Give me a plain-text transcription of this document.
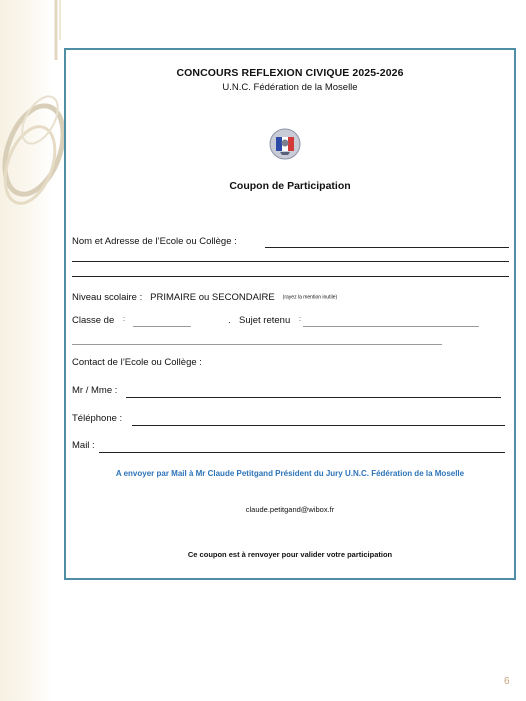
CONCOURS REFLEXION CIVIQUE 2025-2026
U.N.C. Fédération de la Moselle
Coupon de Participation
Nom et Adresse de l’Ecole ou Collège :
Niveau scolaire : PRIMAIRE ou SECONDAIRE (rayez la mention inutile)
Classe de :	. Sujet retenu :
Contact de l’Ecole ou Collège :
Mr / Mme :
Téléphone :
Mail :
A envoyer par Mail à Mr Claude Petitgand Président du Jury U.N.C. Fédération de la Moselle
claude.petitgand@wibox.fr
Ce coupon est à renvoyer pour valider votre participation
6
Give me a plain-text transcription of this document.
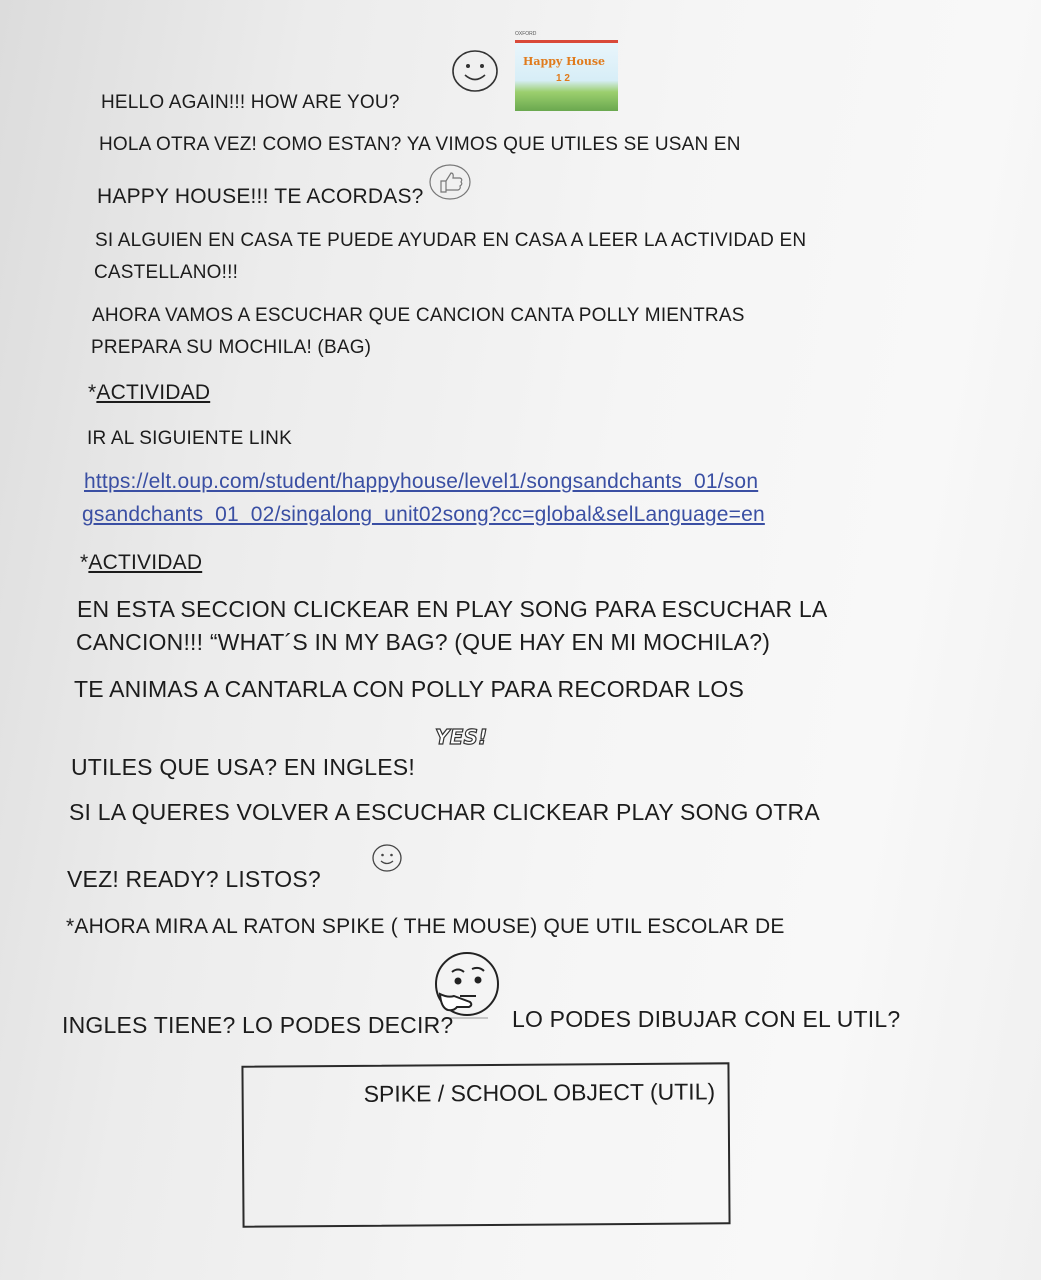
OXFORD
Happy House
1 2
HELLO AGAIN!!! HOW ARE YOU?
HOLA OTRA VEZ! COMO ESTAN? YA VIMOS QUE UTILES SE USAN EN
HAPPY HOUSE!!! TE ACORDAS?
SI ALGUIEN EN CASA TE PUEDE AYUDAR EN CASA A LEER LA ACTIVIDAD EN
CASTELLANO!!!
AHORA VAMOS A ESCUCHAR QUE CANCION CANTA POLLY MIENTRAS
PREPARA SU MOCHILA! (BAG)
*ACTIVIDAD
IR AL SIGUIENTE LINK
https://elt.oup.com/student/happyhouse/level1/songsandchants_01/son
gsandchants_01_02/singalong_unit02song?cc=global&selLanguage=en
*ACTIVIDAD
EN ESTA SECCION CLICKEAR EN PLAY SONG PARA ESCUCHAR LA
CANCION!!! “WHAT´S IN MY BAG? (QUE HAY EN MI MOCHILA?)
TE ANIMAS A CANTARLA CON POLLY PARA RECORDAR LOS
YES!
UTILES QUE USA? EN INGLES!
SI LA QUERES VOLVER A ESCUCHAR CLICKEAR PLAY SONG OTRA
VEZ! READY? LISTOS?
*AHORA MIRA AL RATON SPIKE ( THE MOUSE) QUE UTIL ESCOLAR DE
INGLES TIENE? LO PODES DECIR?	LO PODES DIBUJAR CON EL UTIL?
SPIKE / SCHOOL OBJECT (UTIL)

— Goal —
Consider the entries above and return each line with the string "Moselle".

— Written solution —
U.N.C. Fédération de la Moselle
A envoyer par Mail à Mr Claude Petitgand Président du Jury U.N.C. Fédération de la Moselle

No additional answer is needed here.